**Collected data:**
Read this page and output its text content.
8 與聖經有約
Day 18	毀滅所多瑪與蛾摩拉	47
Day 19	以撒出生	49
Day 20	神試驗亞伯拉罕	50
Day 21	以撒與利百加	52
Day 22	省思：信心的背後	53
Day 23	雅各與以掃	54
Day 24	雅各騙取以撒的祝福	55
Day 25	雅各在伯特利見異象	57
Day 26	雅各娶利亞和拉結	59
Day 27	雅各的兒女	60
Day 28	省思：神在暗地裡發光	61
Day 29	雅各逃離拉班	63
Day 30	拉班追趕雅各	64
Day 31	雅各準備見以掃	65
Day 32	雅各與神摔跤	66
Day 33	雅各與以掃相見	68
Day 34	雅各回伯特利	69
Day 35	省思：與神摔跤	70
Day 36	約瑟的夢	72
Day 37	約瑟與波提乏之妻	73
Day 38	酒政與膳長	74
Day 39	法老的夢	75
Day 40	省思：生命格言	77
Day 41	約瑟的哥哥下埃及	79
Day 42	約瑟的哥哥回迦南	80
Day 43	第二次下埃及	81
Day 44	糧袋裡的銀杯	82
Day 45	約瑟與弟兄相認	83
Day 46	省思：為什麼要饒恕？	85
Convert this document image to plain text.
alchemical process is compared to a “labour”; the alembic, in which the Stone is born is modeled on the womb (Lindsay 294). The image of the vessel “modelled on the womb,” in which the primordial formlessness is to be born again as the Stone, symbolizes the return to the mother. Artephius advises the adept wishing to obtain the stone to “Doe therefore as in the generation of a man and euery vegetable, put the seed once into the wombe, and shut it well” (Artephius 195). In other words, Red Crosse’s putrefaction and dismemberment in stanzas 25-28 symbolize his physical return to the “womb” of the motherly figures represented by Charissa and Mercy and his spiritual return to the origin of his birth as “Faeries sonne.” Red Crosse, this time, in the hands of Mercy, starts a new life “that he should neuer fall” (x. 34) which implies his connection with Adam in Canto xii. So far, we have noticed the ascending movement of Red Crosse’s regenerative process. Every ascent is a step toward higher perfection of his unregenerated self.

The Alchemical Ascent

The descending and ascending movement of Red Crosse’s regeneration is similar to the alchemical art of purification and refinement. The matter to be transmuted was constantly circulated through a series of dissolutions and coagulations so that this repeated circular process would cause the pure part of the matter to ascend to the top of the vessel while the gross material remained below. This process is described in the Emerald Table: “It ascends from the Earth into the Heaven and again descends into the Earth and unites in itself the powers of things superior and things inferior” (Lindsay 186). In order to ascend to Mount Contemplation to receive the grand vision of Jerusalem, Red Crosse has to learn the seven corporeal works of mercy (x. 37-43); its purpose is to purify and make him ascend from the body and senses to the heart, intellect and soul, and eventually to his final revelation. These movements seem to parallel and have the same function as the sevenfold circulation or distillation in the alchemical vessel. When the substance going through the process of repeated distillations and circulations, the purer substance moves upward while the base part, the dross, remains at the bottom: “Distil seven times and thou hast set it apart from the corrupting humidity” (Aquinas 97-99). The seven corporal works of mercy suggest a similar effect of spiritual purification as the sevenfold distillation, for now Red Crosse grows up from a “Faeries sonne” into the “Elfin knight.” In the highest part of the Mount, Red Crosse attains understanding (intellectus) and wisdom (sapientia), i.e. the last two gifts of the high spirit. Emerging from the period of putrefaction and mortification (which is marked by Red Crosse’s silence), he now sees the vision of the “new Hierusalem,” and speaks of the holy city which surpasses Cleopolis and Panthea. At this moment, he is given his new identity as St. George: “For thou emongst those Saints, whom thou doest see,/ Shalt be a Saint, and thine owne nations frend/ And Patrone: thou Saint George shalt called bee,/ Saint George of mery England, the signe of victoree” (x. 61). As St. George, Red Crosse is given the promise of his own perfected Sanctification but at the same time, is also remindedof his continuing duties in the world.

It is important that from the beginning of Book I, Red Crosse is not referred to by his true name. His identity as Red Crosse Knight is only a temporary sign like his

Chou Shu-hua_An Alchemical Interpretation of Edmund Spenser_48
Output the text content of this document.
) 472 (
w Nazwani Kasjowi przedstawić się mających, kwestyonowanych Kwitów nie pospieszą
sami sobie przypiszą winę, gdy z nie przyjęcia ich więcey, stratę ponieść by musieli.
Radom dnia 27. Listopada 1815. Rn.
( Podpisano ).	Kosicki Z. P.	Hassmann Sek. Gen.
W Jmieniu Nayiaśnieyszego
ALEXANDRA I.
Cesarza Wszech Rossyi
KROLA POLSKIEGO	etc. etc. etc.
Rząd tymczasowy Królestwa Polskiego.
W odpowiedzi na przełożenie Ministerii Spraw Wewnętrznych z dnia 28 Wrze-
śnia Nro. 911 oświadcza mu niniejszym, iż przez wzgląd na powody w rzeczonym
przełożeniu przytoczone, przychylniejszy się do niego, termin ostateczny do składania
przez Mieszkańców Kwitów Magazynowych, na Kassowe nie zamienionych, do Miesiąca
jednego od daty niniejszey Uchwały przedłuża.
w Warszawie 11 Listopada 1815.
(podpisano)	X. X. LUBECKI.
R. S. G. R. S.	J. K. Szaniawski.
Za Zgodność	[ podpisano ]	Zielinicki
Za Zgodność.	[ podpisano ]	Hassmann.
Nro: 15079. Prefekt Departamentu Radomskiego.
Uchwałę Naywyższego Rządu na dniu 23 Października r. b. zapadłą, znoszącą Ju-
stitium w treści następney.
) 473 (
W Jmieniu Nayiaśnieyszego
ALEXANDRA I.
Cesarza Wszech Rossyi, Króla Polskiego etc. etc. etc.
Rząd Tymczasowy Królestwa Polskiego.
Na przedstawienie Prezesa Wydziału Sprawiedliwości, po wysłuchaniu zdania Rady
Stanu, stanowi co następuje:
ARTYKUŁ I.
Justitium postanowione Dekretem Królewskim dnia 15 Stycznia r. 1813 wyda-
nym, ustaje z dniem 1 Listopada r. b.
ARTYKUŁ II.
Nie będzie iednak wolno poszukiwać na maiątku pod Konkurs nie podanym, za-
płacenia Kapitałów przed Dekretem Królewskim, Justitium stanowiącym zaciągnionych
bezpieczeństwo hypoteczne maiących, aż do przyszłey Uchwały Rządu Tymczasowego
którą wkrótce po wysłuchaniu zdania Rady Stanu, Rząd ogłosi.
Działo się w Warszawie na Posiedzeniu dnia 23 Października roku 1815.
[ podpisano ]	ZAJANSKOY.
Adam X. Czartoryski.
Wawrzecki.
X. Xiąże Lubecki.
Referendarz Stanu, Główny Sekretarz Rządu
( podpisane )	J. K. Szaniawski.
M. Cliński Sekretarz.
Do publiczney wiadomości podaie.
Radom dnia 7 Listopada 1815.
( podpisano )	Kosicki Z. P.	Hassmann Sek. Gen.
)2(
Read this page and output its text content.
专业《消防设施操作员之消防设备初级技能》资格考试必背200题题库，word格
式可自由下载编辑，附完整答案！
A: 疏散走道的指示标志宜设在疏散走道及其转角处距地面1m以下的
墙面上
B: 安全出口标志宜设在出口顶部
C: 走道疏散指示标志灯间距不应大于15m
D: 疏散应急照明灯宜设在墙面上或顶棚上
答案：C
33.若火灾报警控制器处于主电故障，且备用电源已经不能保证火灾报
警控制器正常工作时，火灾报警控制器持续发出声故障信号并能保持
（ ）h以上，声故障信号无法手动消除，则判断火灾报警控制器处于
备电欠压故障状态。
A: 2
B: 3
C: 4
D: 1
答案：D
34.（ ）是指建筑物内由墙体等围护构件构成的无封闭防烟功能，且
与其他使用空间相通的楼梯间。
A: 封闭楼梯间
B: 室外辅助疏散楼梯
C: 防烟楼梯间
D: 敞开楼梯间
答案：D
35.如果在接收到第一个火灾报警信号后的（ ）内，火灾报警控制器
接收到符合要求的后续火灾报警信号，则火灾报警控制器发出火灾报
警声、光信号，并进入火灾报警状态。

**OBJECTIVE:** Whichever lines contain the string "Rady", select and copy them.

**SOLUTION BELOW:**
Na przedstawienie Prezesa Wydziału Sprawiedliwości, po wysłuchaniu zdania Rady
którą wkrótce po wysłuchaniu zdania Rady Stanu, Rząd ogłosi.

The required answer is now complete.